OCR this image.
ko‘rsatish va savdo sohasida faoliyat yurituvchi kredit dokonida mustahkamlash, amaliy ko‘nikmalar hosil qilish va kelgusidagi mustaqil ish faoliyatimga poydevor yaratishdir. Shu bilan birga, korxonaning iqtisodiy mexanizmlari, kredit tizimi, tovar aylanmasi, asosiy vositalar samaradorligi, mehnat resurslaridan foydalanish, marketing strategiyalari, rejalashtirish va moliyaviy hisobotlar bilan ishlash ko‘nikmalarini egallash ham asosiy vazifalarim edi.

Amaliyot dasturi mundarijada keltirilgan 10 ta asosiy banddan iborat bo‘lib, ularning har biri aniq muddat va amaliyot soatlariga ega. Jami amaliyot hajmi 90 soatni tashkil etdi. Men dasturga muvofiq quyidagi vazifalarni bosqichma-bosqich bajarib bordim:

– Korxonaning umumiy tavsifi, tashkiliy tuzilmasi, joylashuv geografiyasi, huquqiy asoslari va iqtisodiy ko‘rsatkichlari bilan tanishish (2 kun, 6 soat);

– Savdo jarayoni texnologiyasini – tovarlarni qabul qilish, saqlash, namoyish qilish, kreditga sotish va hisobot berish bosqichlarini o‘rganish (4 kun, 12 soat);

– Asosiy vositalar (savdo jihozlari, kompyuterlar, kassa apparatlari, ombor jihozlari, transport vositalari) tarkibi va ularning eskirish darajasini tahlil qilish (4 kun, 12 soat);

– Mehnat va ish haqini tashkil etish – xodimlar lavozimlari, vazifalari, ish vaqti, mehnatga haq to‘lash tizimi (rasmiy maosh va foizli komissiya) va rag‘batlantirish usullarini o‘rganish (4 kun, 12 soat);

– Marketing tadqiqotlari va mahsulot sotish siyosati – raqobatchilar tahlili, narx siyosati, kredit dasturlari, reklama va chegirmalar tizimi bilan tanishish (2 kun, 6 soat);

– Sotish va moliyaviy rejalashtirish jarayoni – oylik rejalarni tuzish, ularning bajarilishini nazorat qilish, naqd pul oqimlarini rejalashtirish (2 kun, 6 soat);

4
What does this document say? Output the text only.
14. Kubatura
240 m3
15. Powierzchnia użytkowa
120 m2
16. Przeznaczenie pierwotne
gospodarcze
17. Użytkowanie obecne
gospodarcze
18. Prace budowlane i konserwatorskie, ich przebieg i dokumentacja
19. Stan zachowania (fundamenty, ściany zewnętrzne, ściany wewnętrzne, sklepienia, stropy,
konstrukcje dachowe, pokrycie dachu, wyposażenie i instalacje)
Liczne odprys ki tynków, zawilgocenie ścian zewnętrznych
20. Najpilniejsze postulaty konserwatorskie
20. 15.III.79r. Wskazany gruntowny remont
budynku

*-*-*

Return only those lines of the records that contain the string "rejalashtirish".

ko‘rsatish va savdo sohasida faoliyat yurituvchi kredit dokonida mustahkamlash, amaliy ko‘nikmalar hosil qilish va kelgusidagi mustaqil ish faoliyatimga poydevor yaratishdir. Shu bilan birga, korxonaning iqtisodiy mexanizmlari, kredit tizimi, tovar aylanmasi, asosiy vositalar samaradorligi, mehnat resurslaridan foydalanish, marketing strategiyalari, rejalashtirish va moliyaviy hisobotlar bilan ishlash ko‘nikmalarini egallash ham asosiy vazifalarim edi.
– Sotish va moliyaviy rejalashtirish jarayoni – oylik rejalarni tuzish, ularning bajarilishini nazorat qilish, naqd pul oqimlarini rejalashtirish (2 kun, 6 soat);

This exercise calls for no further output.